◆ Directions for this task
Each line below either holds the string "Analyzed" or doesn't. Count those that do and give only the number.

--- Dataset records ---

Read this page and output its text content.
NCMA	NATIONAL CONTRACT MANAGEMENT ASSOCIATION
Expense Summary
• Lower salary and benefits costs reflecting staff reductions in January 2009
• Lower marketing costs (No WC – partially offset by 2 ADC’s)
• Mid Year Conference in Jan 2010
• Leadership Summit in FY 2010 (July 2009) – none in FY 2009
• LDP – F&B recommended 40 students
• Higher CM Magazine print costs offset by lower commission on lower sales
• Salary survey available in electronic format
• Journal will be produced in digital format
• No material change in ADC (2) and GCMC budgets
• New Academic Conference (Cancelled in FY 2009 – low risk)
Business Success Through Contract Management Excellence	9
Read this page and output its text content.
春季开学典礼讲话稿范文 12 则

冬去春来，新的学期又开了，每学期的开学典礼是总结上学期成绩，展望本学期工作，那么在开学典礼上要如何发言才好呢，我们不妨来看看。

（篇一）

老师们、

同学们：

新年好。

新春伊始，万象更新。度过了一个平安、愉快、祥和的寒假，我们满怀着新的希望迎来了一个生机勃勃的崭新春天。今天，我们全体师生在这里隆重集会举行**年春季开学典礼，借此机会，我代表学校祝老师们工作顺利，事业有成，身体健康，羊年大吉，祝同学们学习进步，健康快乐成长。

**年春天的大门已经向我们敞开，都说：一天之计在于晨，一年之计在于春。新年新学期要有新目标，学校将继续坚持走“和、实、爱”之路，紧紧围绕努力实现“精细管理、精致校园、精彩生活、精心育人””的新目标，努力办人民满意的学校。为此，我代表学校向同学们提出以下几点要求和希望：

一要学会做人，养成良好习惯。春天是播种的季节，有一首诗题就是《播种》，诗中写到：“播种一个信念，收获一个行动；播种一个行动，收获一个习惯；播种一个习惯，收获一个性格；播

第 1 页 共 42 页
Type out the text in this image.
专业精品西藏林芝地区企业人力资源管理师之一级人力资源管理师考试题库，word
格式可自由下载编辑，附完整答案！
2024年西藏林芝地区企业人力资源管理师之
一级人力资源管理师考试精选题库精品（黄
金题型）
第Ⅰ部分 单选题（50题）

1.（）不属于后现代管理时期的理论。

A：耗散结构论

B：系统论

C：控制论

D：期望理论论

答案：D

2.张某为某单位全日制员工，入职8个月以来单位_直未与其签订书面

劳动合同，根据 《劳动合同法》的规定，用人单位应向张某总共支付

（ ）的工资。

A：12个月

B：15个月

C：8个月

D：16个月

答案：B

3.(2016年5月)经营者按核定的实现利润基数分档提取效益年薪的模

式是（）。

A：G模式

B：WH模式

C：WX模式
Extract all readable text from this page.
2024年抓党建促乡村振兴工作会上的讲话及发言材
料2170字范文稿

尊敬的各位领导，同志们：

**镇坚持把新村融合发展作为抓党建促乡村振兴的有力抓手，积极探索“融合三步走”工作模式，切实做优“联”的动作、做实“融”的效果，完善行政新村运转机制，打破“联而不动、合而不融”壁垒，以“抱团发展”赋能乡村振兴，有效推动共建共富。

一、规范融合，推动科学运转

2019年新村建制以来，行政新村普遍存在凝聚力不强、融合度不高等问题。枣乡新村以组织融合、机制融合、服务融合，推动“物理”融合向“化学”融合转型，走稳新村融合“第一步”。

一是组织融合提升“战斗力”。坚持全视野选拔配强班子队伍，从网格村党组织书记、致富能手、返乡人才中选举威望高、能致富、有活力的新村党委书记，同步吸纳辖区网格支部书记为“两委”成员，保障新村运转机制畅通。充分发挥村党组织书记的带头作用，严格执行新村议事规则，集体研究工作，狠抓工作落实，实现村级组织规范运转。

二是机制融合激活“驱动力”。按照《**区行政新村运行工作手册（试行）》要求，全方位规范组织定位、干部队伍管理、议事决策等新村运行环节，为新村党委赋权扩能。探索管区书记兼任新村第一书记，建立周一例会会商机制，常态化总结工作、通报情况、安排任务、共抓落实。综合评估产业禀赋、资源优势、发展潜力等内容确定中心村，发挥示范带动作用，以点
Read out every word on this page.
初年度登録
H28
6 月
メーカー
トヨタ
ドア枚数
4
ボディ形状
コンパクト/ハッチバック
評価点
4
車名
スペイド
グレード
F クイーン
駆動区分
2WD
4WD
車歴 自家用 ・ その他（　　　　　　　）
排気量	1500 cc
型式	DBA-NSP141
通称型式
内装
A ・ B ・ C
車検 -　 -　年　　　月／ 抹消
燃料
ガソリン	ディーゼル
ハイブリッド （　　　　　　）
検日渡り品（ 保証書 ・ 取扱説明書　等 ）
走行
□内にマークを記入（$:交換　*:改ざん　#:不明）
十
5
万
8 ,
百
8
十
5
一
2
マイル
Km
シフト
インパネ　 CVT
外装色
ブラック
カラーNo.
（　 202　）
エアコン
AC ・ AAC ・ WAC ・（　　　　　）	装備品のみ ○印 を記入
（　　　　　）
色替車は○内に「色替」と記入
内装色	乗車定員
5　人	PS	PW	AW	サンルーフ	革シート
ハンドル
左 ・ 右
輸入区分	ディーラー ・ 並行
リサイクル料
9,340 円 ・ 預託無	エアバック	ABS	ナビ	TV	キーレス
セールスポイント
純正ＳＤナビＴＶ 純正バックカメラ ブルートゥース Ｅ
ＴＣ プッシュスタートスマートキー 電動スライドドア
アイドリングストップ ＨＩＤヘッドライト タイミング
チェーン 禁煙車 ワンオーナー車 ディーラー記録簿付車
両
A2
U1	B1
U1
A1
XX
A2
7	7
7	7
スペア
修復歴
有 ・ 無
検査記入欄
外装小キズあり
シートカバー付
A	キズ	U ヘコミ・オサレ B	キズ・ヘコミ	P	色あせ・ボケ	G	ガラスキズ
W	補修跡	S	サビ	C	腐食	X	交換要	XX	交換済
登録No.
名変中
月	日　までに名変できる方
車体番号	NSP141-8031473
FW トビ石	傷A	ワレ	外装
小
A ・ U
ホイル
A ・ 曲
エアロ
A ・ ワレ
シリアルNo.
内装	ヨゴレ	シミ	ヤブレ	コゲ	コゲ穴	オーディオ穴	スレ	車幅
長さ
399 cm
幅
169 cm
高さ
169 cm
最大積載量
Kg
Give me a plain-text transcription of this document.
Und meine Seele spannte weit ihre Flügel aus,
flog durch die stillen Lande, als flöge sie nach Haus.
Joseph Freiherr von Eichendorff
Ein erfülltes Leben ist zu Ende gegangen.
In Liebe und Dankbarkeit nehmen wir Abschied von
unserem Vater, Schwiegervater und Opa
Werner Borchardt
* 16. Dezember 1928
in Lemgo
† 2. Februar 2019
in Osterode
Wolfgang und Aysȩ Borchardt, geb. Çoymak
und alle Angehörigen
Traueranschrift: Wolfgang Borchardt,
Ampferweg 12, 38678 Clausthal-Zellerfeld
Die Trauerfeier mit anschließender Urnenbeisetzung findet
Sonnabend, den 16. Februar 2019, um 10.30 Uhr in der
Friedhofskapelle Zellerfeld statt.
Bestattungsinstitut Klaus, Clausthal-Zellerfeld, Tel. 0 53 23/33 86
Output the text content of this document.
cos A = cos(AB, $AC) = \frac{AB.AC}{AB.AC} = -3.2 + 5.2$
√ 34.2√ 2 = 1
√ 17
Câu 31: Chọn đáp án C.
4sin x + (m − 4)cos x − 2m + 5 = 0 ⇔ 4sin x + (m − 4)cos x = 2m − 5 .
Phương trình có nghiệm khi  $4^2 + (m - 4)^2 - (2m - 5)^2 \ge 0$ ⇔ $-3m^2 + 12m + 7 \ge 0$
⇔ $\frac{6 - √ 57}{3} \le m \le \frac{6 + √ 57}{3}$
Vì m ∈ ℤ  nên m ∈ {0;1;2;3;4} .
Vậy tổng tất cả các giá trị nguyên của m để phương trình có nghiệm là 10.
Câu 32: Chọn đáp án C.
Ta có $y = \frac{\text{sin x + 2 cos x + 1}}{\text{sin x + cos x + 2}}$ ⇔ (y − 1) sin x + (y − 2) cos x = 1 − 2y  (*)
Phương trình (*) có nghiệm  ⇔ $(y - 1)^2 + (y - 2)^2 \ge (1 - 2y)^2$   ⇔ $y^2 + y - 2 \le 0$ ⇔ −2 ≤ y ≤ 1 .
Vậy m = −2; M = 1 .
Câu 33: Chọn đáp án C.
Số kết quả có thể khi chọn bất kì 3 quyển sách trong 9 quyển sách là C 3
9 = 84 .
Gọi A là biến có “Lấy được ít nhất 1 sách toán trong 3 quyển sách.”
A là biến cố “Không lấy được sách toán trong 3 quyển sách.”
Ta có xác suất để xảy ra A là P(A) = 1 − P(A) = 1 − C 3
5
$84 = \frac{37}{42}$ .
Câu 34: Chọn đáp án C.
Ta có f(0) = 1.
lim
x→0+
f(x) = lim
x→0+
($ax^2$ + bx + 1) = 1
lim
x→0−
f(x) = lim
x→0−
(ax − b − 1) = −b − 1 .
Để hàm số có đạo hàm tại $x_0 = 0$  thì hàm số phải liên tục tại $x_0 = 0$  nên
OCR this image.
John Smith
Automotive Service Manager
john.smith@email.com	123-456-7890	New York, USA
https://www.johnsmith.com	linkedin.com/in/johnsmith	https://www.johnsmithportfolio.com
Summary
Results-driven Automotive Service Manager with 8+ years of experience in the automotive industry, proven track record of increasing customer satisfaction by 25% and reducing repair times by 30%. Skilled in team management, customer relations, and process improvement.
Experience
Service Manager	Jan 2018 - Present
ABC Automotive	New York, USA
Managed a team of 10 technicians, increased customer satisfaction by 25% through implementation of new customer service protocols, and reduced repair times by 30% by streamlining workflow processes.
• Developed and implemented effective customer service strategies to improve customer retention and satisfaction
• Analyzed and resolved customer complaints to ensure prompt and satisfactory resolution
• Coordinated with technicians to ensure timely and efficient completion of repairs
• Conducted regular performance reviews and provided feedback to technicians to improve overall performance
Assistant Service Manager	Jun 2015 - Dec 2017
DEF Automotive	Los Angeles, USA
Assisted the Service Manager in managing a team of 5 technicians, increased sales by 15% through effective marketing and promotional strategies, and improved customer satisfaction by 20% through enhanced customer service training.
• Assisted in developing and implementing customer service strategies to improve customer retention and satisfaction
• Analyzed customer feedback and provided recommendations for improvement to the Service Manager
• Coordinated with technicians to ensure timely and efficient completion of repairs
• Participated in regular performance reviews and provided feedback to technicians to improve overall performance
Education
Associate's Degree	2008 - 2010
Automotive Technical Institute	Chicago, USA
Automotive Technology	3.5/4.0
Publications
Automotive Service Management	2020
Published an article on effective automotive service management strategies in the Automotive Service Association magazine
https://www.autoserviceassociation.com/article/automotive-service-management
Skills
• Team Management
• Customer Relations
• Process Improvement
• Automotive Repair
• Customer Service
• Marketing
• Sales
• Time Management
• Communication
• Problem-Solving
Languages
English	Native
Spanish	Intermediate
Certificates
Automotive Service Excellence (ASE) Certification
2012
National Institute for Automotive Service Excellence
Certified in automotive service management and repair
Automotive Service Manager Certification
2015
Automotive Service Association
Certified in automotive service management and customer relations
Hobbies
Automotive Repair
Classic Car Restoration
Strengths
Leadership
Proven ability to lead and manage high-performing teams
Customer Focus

---

◆ Full response
2